[Work to do] Beneath this sentence is a listing. Return its lines from the one containing "Transcribe this image's" through the last, exactly, and omit the pictures.

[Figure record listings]
________________

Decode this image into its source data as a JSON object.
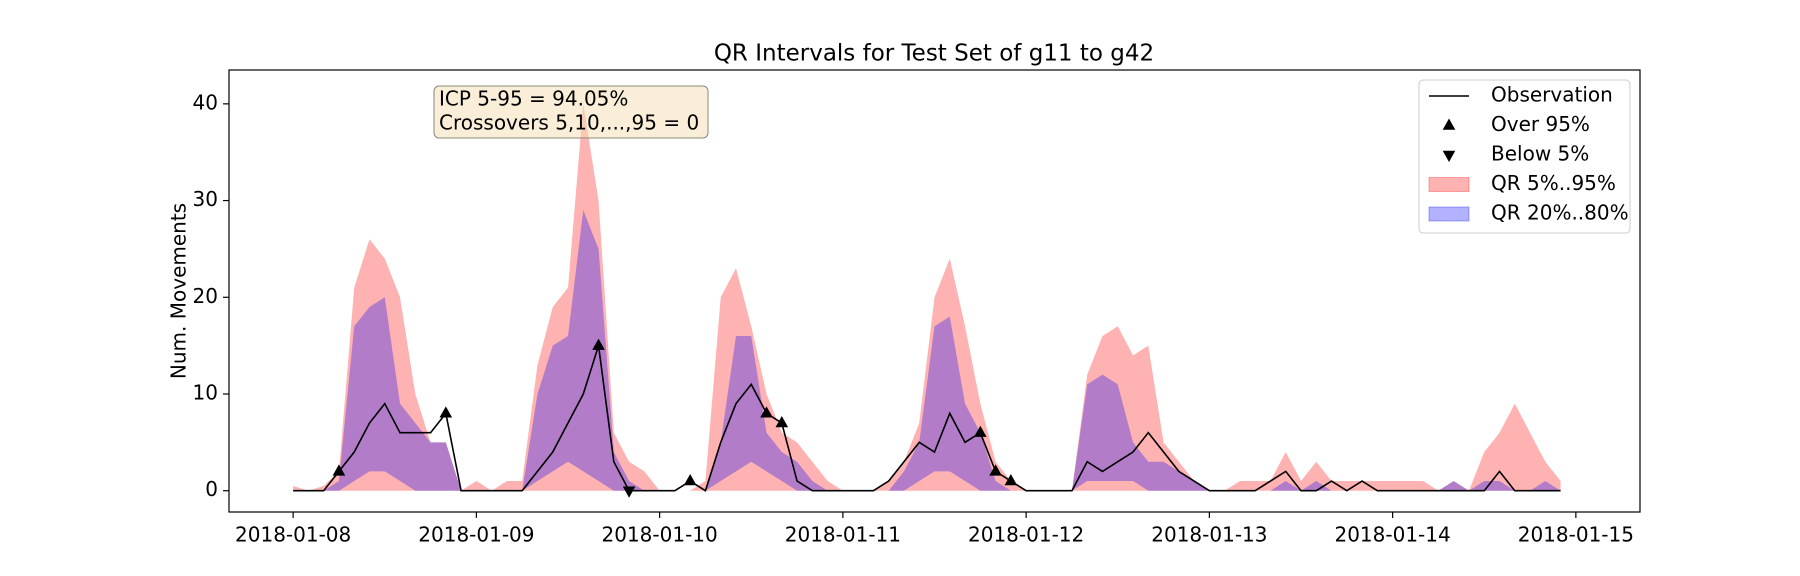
{
  "chart_data": {
    "type": "line",
    "title": "QR Intervals for Test Set of g11 to g42",
    "ylabel": "Num. Movements",
    "annotation": [
      "ICP 5-95 = 94.05%",
      "Crossovers 5,10,...,95 = 0"
    ],
    "xlim": [
      "2018-01-07 15:36",
      "2018-01-15 08:24"
    ],
    "xticks": [
      {
        "value": "2018-01-08 00:00",
        "label": "2018-01-08"
      },
      {
        "value": "2018-01-09 00:00",
        "label": "2018-01-09"
      },
      {
        "value": "2018-01-10 00:00",
        "label": "2018-01-10"
      },
      {
        "value": "2018-01-11 00:00",
        "label": "2018-01-11"
      },
      {
        "value": "2018-01-12 00:00",
        "label": "2018-01-12"
      },
      {
        "value": "2018-01-13 00:00",
        "label": "2018-01-13"
      },
      {
        "value": "2018-01-14 00:00",
        "label": "2018-01-14"
      },
      {
        "value": "2018-01-15 00:00",
        "label": "2018-01-15"
      }
    ],
    "ylim": [
      -2.2,
      43.5
    ],
    "yticks": [
      0,
      10,
      20,
      30,
      40
    ],
    "legend": "upper right",
    "x": [
      "2018-01-08 00:00",
      "2018-01-08 02:00",
      "2018-01-08 04:00",
      "2018-01-08 06:00",
      "2018-01-08 08:00",
      "2018-01-08 10:00",
      "2018-01-08 12:00",
      "2018-01-08 14:00",
      "2018-01-08 16:00",
      "2018-01-08 18:00",
      "2018-01-08 20:00",
      "2018-01-08 22:00",
      "2018-01-09 00:00",
      "2018-01-09 02:00",
      "2018-01-09 04:00",
      "2018-01-09 06:00",
      "2018-01-09 08:00",
      "2018-01-09 10:00",
      "2018-01-09 12:00",
      "2018-01-09 14:00",
      "2018-01-09 16:00",
      "2018-01-09 18:00",
      "2018-01-09 20:00",
      "2018-01-09 22:00",
      "2018-01-10 00:00",
      "2018-01-10 02:00",
      "2018-01-10 04:00",
      "2018-01-10 06:00",
      "2018-01-10 08:00",
      "2018-01-10 10:00",
      "2018-01-10 12:00",
      "2018-01-10 14:00",
      "2018-01-10 16:00",
      "2018-01-10 18:00",
      "2018-01-10 20:00",
      "2018-01-10 22:00",
      "2018-01-11 00:00",
      "2018-01-11 02:00",
      "2018-01-11 04:00",
      "2018-01-11 06:00",
      "2018-01-11 08:00",
      "2018-01-11 10:00",
      "2018-01-11 12:00",
      "2018-01-11 14:00",
      "2018-01-11 16:00",
      "2018-01-11 18:00",
      "2018-01-11 20:00",
      "2018-01-11 22:00",
      "2018-01-12 00:00",
      "2018-01-12 02:00",
      "2018-01-12 04:00",
      "2018-01-12 06:00",
      "2018-01-12 08:00",
      "2018-01-12 10:00",
      "2018-01-12 12:00",
      "2018-01-12 14:00",
      "2018-01-12 16:00",
      "2018-01-12 18:00",
      "2018-01-12 20:00",
      "2018-01-12 22:00",
      "2018-01-13 00:00",
      "2018-01-13 02:00",
      "2018-01-13 04:00",
      "2018-01-13 06:00",
      "2018-01-13 08:00",
      "2018-01-13 10:00",
      "2018-01-13 12:00",
      "2018-01-13 14:00",
      "2018-01-13 16:00",
      "2018-01-13 18:00",
      "2018-01-13 20:00",
      "2018-01-13 22:00",
      "2018-01-14 00:00",
      "2018-01-14 02:00",
      "2018-01-14 04:00",
      "2018-01-14 06:00",
      "2018-01-14 08:00",
      "2018-01-14 10:00",
      "2018-01-14 12:00",
      "2018-01-14 14:00",
      "2018-01-14 16:00",
      "2018-01-14 18:00",
      "2018-01-14 20:00",
      "2018-01-14 22:00"
    ],
    "series": [
      {
        "name": "Observation",
        "kind": "line",
        "color": "#000000",
        "values": [
          0,
          0,
          0,
          2,
          4,
          7,
          9,
          6,
          6,
          6,
          8,
          0,
          0,
          0,
          0,
          0,
          2,
          4,
          7,
          10,
          15,
          3,
          0,
          0,
          0,
          0,
          1,
          0,
          5,
          9,
          11,
          8,
          7,
          1,
          0,
          0,
          0,
          0,
          0,
          1,
          3,
          5,
          4,
          8,
          5,
          6,
          2,
          1,
          0,
          0,
          0,
          0,
          3,
          2,
          3,
          4,
          6,
          4,
          2,
          1,
          0,
          0,
          0,
          0,
          1,
          2,
          0,
          0,
          1,
          0,
          1,
          0,
          0,
          0,
          0,
          0,
          0,
          0,
          0,
          2,
          0,
          0,
          0,
          0
        ]
      },
      {
        "name": "Over 95%",
        "kind": "up",
        "color": "#000000",
        "x": [
          "2018-01-08 06:00",
          "2018-01-08 20:00",
          "2018-01-09 16:00",
          "2018-01-10 04:00",
          "2018-01-10 14:00",
          "2018-01-10 16:00",
          "2018-01-11 18:00",
          "2018-01-11 20:00",
          "2018-01-11 22:00"
        ],
        "values": [
          2,
          8,
          15,
          1,
          8,
          7,
          6,
          2,
          1
        ]
      },
      {
        "name": "Below 5%",
        "kind": "down",
        "color": "#000000",
        "x": [
          "2018-01-09 20:00"
        ],
        "values": [
          0
        ]
      },
      {
        "name": "QR 5%..95%",
        "kind": "band",
        "color": "#ff0000",
        "alpha": 0.3,
        "lower": [
          0,
          0,
          0,
          0,
          0,
          0,
          0,
          0,
          0,
          0,
          0,
          0,
          0,
          0,
          0,
          0,
          0,
          0,
          0,
          0,
          0,
          0,
          0,
          0,
          0,
          0,
          0,
          0,
          0,
          0,
          0,
          0,
          0,
          0,
          0,
          0,
          0,
          0,
          0,
          0,
          0,
          0,
          0,
          0,
          0,
          0,
          0,
          0,
          0,
          0,
          0,
          0,
          0,
          0,
          0,
          0,
          0,
          0,
          0,
          0,
          0,
          0,
          0,
          0,
          0,
          0,
          0,
          0,
          0,
          0,
          0,
          0,
          0,
          0,
          0,
          0,
          0,
          0,
          0,
          0,
          0,
          0,
          0,
          0
        ],
        "upper": [
          0.5,
          0,
          0.5,
          2,
          21,
          26,
          24,
          20,
          10,
          5,
          5,
          0,
          1,
          0,
          1,
          1,
          13,
          19,
          21,
          40,
          30,
          6,
          3,
          2,
          0,
          0,
          0,
          1,
          20,
          23,
          17,
          10,
          6,
          5,
          3,
          1,
          0,
          0,
          0,
          1,
          3,
          7,
          20,
          24,
          17,
          9,
          3,
          1,
          0,
          0,
          0,
          0,
          12,
          16,
          17,
          14,
          15,
          5,
          3,
          1,
          0,
          0,
          1,
          1,
          1,
          4,
          1,
          3,
          1,
          1,
          1,
          1,
          1,
          1,
          1,
          0,
          1,
          0,
          4,
          6,
          9,
          6,
          3,
          1
        ]
      },
      {
        "name": "QR 20%..80%",
        "kind": "band",
        "color": "#0000ff",
        "alpha": 0.3,
        "lower": [
          0,
          0,
          0,
          0,
          1,
          2,
          2,
          1,
          0,
          0,
          0,
          0,
          0,
          0,
          0,
          0,
          1,
          2,
          3,
          2,
          1,
          0,
          0,
          0,
          0,
          0,
          0,
          0,
          1,
          2,
          3,
          2,
          1,
          0,
          0,
          0,
          0,
          0,
          0,
          0,
          0,
          1,
          2,
          2,
          1,
          0,
          0,
          0,
          0,
          0,
          0,
          0,
          1,
          1,
          1,
          1,
          0,
          0,
          0,
          0,
          0,
          0,
          0,
          0,
          0,
          0,
          0,
          0,
          0,
          0,
          0,
          0,
          0,
          0,
          0,
          0,
          0,
          0,
          0,
          0,
          0,
          0,
          0,
          0
        ],
        "upper": [
          0,
          0,
          0,
          1,
          17,
          19,
          20,
          9,
          7,
          5,
          5,
          0,
          0,
          0,
          0,
          0,
          10,
          15,
          16,
          29,
          25,
          4,
          1,
          0,
          0,
          0,
          0,
          0,
          5,
          16,
          16,
          6,
          4,
          3,
          1,
          0,
          0,
          0,
          0,
          0,
          2,
          5,
          17,
          18,
          9,
          6,
          1,
          0,
          0,
          0,
          0,
          0,
          11,
          12,
          11,
          5,
          3,
          3,
          2,
          1,
          0,
          0,
          0,
          0,
          0,
          1,
          0,
          1,
          0,
          0,
          0,
          0,
          0,
          0,
          0,
          0,
          1,
          0,
          1,
          1,
          0,
          0,
          1,
          0
        ]
      }
    ]
  }
}
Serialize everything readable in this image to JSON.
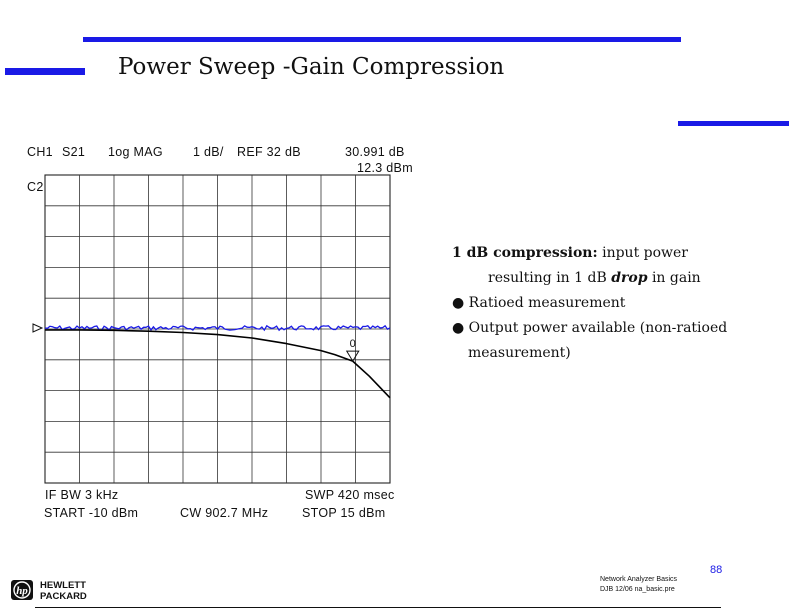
{
  "slide": {
    "title": "Power Sweep -Gain Compression",
    "page_number": "88",
    "footer_line1": "Network Analyzer Basics",
    "footer_line2": "DJB 12/06 na_basic.pre",
    "logo_line1": "HEWLETT",
    "logo_line2": "PACKARD",
    "accent_color": "#1a1ae6"
  },
  "instrument": {
    "ch1_label": "CH1",
    "param": "S21",
    "format": "1og MAG",
    "scale": "1 dB/",
    "ref": "REF 32 dB",
    "marker_value": "30.991 dB",
    "marker_stimulus": "12.3 dBm",
    "ch2_label": "C2",
    "marker_id": "0",
    "if_bw": "IF BW 3 kHz",
    "start": "START -10 dBm",
    "cw": "CW 902.7 MHz",
    "swp": "SWP 420 msec",
    "stop": "STOP 15 dBm"
  },
  "notes": {
    "heading_bold": "1 dB compression:",
    "heading_rest": " input power",
    "line2_pre": "resulting in 1 dB ",
    "line2_em": "drop",
    "line2_post": " in gain",
    "bullet1": "Ratioed measurement",
    "bullet2": "Output power available (non-ratioed",
    "bullet2_cont": "measurement)"
  },
  "chart_data": {
    "type": "line",
    "x_label": "",
    "y_label": "",
    "x_range": [
      -10,
      15
    ],
    "x_units": "dBm",
    "y_scale_per_div": 1,
    "y_reference": 32,
    "y_units": "dB",
    "divisions": {
      "x": 10,
      "y": 10
    },
    "grid": true,
    "reference_division": 5,
    "series": [
      {
        "color": "#1a1ae6",
        "x": [
          -10,
          -5,
          0,
          5,
          10,
          15
        ],
        "y": [
          32.0,
          32.0,
          32.0,
          32.0,
          32.0,
          32.0
        ]
      },
      {
        "color": "#000000",
        "x": [
          -10,
          -7.5,
          -5,
          -2.5,
          0,
          2.5,
          5,
          7.5,
          10,
          11,
          12.3,
          13.5,
          15
        ],
        "y": [
          32.0,
          32.0,
          31.99,
          31.96,
          31.92,
          31.85,
          31.74,
          31.56,
          31.33,
          31.2,
          30.99,
          30.5,
          29.8
        ]
      }
    ],
    "marker": {
      "id": "0",
      "x": 12.3,
      "y": 30.991
    }
  }
}
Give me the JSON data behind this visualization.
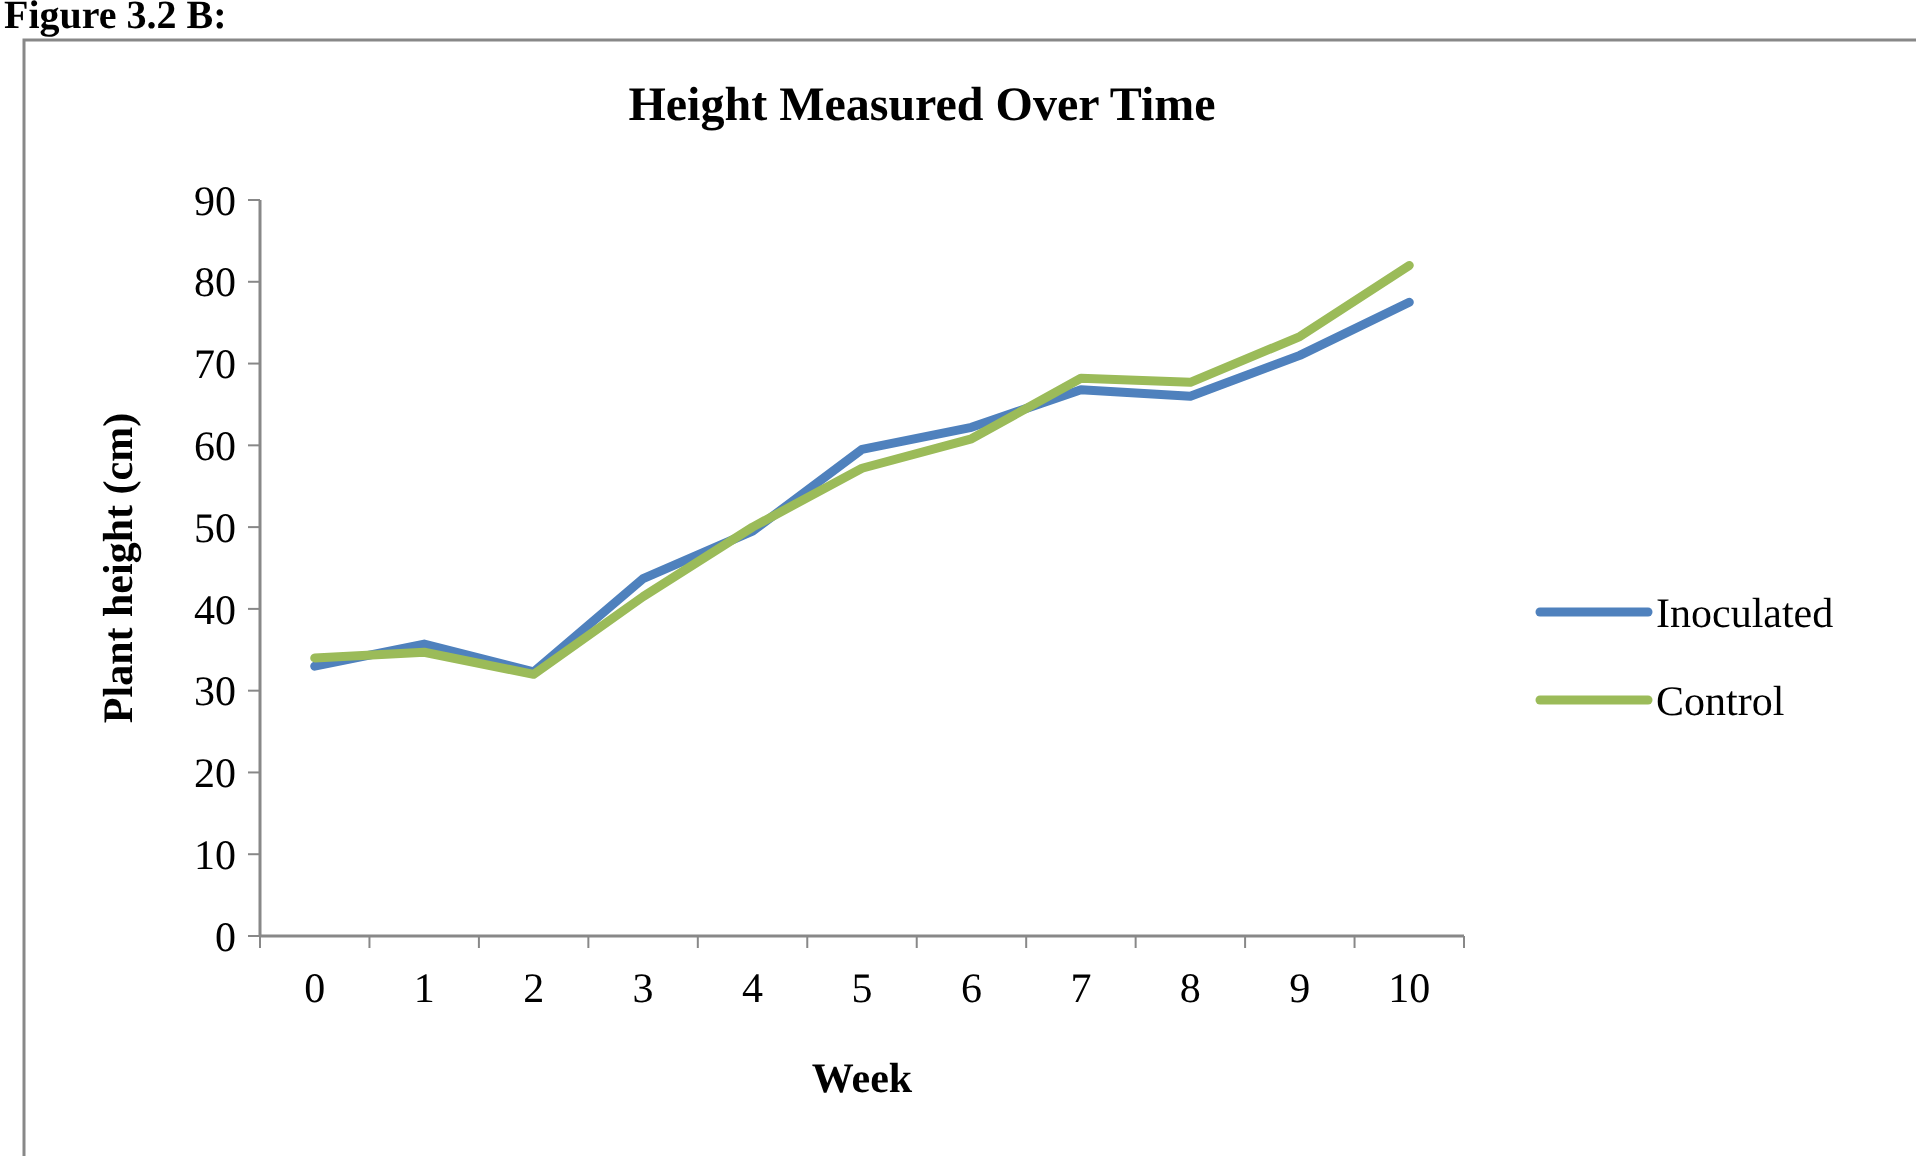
{
  "chart_data": {
    "type": "line",
    "title": "Height Measured Over Time",
    "xlabel": "Week",
    "ylabel": "Plant height (cm)",
    "annotations": [
      "Figure 3.2 B:"
    ],
    "categories": [
      "0",
      "1",
      "2",
      "3",
      "4",
      "5",
      "6",
      "7",
      "8",
      "9",
      "10"
    ],
    "series": [
      {
        "name": "Inoculated",
        "color": "#4f81bd",
        "values": [
          33,
          35.7,
          32.3,
          43.7,
          49.5,
          59.5,
          62.2,
          66.8,
          66,
          71,
          77.5
        ]
      },
      {
        "name": "Control",
        "color": "#9bbb59",
        "values": [
          34,
          34.7,
          32,
          41.5,
          50,
          57.2,
          60.8,
          68.2,
          67.7,
          73.3,
          82
        ]
      }
    ],
    "ylim": [
      0,
      90
    ],
    "yticks": [
      0,
      10,
      20,
      30,
      40,
      50,
      60,
      70,
      80,
      90
    ],
    "grid": false,
    "legend": "right",
    "marker": "none",
    "line_style": "solid"
  }
}
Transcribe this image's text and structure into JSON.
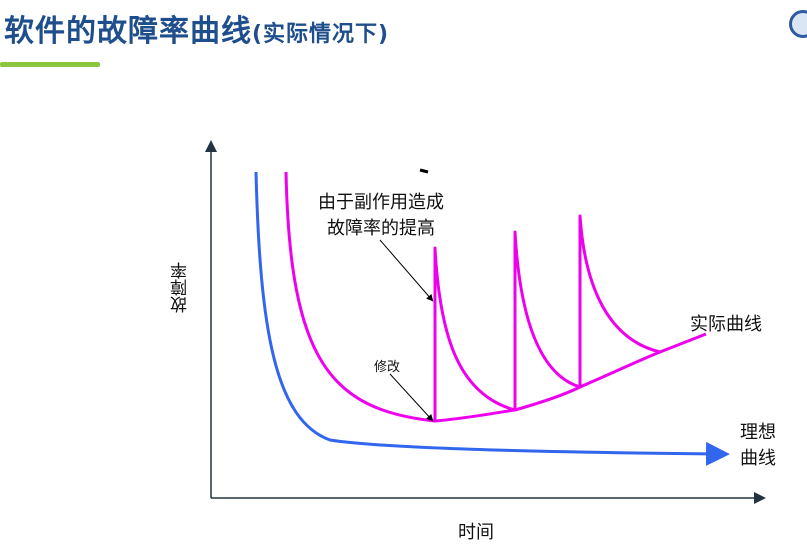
{
  "title": {
    "main": "软件的故障率曲线",
    "sub": "(实际情况下)"
  },
  "diagram": {
    "y_axis_label": "故障率",
    "x_axis_label": "时间",
    "annotation_line1": "由于副作用造成",
    "annotation_line2": "故障率的提高",
    "fix_label": "修改",
    "actual_curve_label": "实际曲线",
    "ideal_curve_label_line1": "理想",
    "ideal_curve_label_line2": "曲线",
    "colors": {
      "actual": "#ee00ee",
      "ideal": "#3366ee",
      "axis": "#223344"
    }
  }
}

________________

[Solved exercise]
Transcribe this image's text and structure into JSON.
{
  "title": {
    "main": "软件的故障率曲线",
    "sub": "(实际情况下)"
  },
  "diagram": {
    "y_axis_label": "故障率",
    "x_axis_label": "时间",
    "annotation_line1": "由于副作用造成",
    "annotation_line2": "故障率的提高",
    "fix_label": "修改",
    "actual_curve_label": "实际曲线",
    "ideal_curve_label_line1": "理想",
    "ideal_curve_label_line2": "曲线",
    "colors": {
      "actual": "#ee00ee",
      "ideal": "#3366ee",
      "axis": "#223344"
    }
  }
}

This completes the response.